In the entries that follow, find the word "государственном" and report each line it is on.

Extracted data entries:
********************

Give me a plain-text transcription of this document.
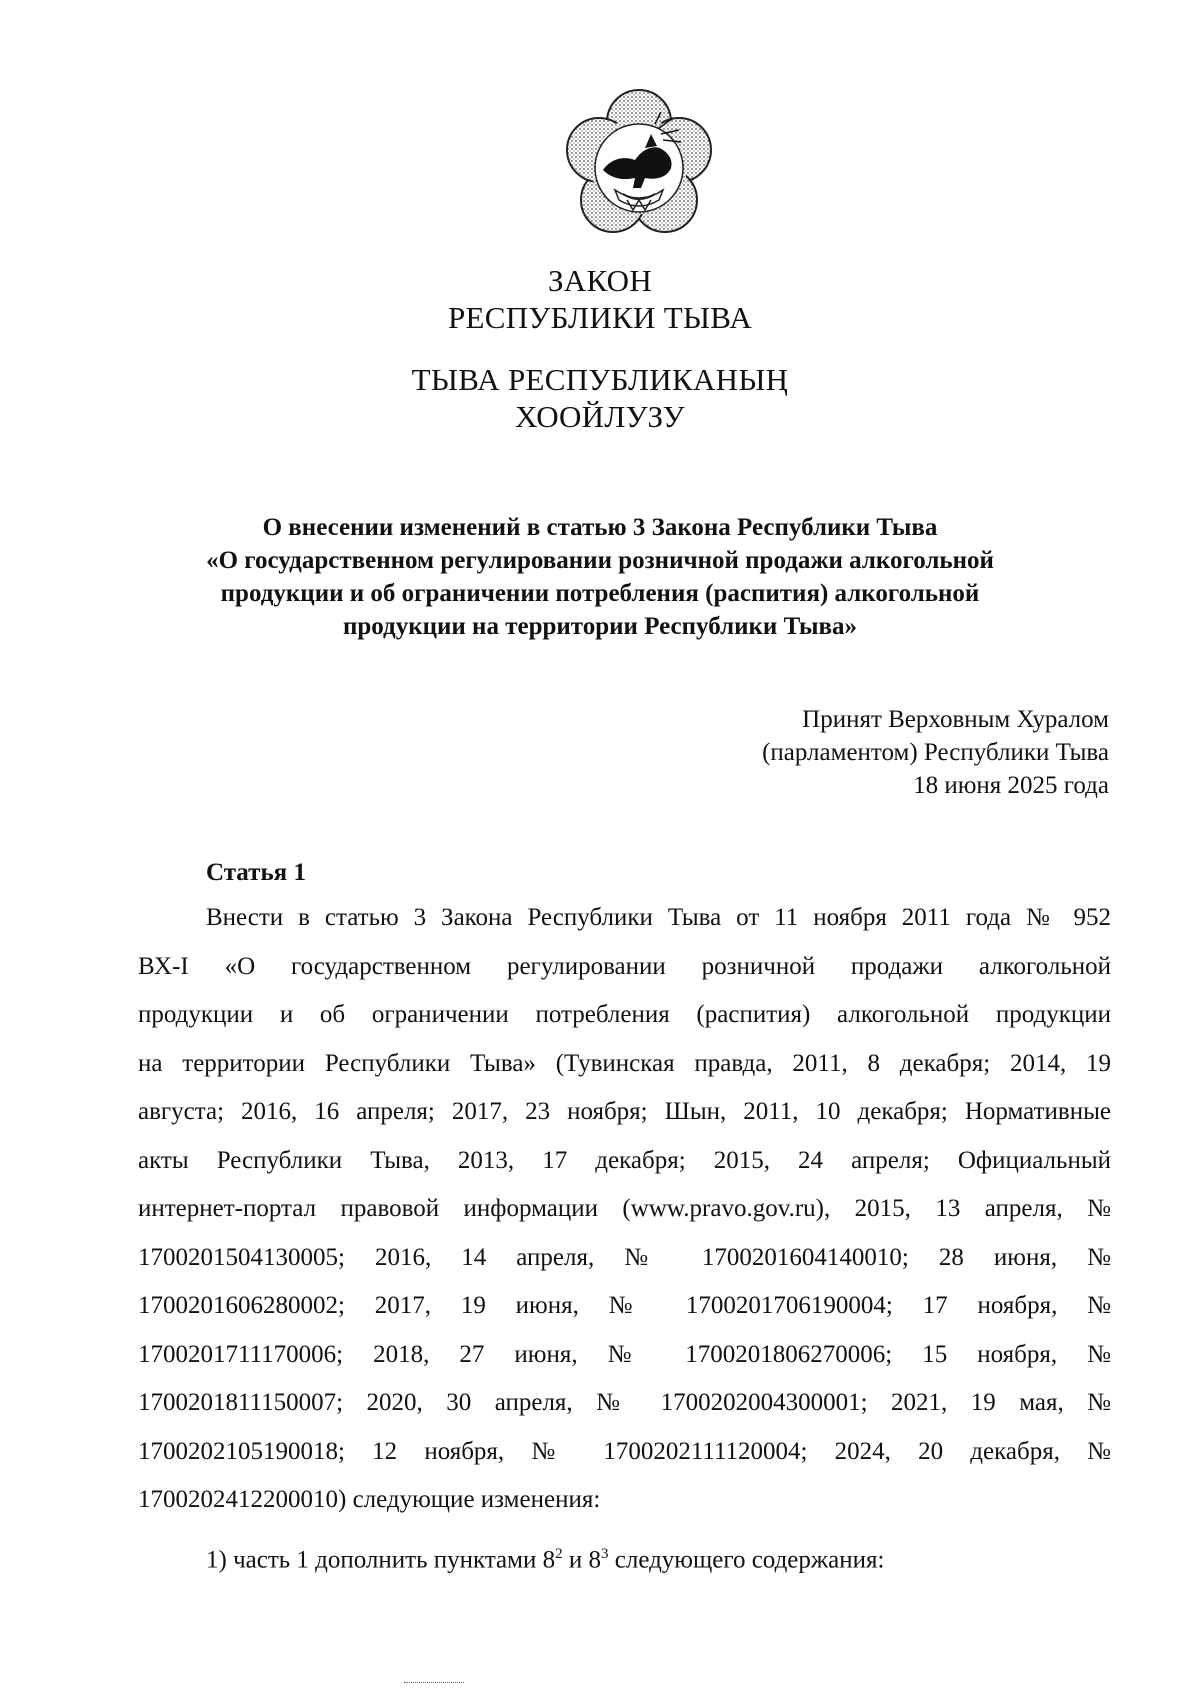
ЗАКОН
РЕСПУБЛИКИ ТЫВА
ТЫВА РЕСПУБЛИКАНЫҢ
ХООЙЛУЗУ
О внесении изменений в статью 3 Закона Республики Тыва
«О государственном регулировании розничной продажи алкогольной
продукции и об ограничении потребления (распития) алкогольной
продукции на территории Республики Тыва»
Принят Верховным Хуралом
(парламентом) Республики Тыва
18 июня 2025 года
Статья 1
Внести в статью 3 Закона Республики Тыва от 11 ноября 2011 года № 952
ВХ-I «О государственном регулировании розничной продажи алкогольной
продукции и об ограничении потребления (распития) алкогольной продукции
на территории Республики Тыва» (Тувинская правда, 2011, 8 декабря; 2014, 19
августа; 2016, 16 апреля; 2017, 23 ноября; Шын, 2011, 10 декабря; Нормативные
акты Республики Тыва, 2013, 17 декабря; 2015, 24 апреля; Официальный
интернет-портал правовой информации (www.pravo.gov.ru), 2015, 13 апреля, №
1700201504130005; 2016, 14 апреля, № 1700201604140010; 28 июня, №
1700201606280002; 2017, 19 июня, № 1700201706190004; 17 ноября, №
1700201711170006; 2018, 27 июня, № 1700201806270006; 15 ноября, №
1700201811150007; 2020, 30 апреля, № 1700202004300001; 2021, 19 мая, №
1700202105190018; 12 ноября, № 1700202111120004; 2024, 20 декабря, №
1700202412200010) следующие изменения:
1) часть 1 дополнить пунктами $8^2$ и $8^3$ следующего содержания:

********************

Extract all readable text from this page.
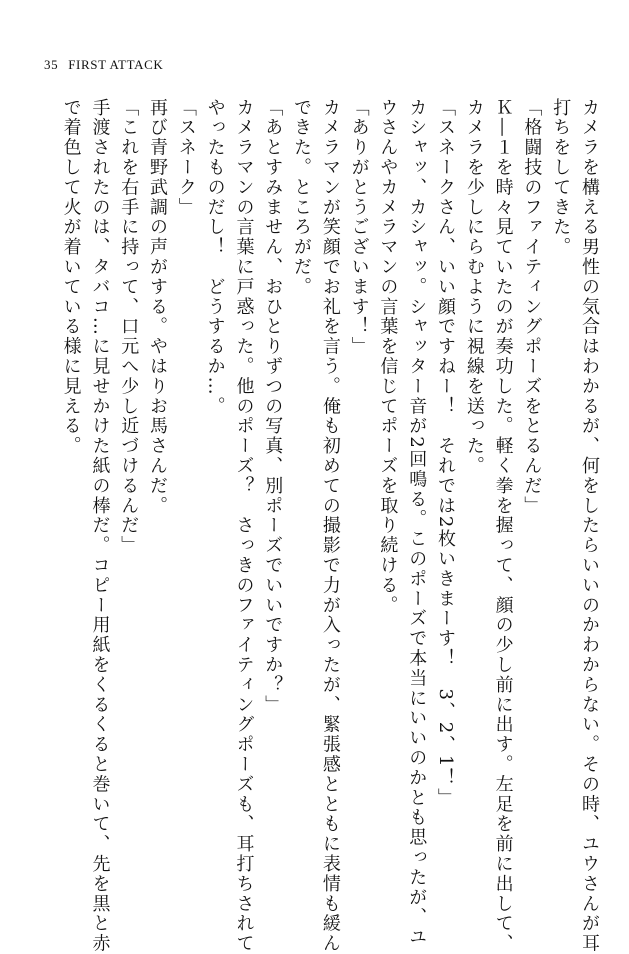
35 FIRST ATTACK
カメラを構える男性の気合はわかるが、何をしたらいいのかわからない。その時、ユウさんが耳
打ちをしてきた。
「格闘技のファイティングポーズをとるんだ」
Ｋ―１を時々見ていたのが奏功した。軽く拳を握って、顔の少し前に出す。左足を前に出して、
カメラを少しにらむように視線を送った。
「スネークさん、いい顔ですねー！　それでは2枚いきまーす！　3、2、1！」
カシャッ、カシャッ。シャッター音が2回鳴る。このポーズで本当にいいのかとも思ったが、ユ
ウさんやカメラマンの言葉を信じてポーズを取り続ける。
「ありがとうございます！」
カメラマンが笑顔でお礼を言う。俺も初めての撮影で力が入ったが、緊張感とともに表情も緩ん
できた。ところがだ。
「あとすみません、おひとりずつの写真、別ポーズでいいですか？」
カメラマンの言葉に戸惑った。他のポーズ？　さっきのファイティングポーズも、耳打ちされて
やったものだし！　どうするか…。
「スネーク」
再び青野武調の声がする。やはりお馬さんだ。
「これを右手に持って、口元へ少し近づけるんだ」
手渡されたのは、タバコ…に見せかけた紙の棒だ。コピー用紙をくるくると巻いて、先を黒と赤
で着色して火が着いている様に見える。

********************

Result
«О государственном регулировании розничной продажи алкогольной
ВХ-I «О государственном регулировании розничной продажи алкогольной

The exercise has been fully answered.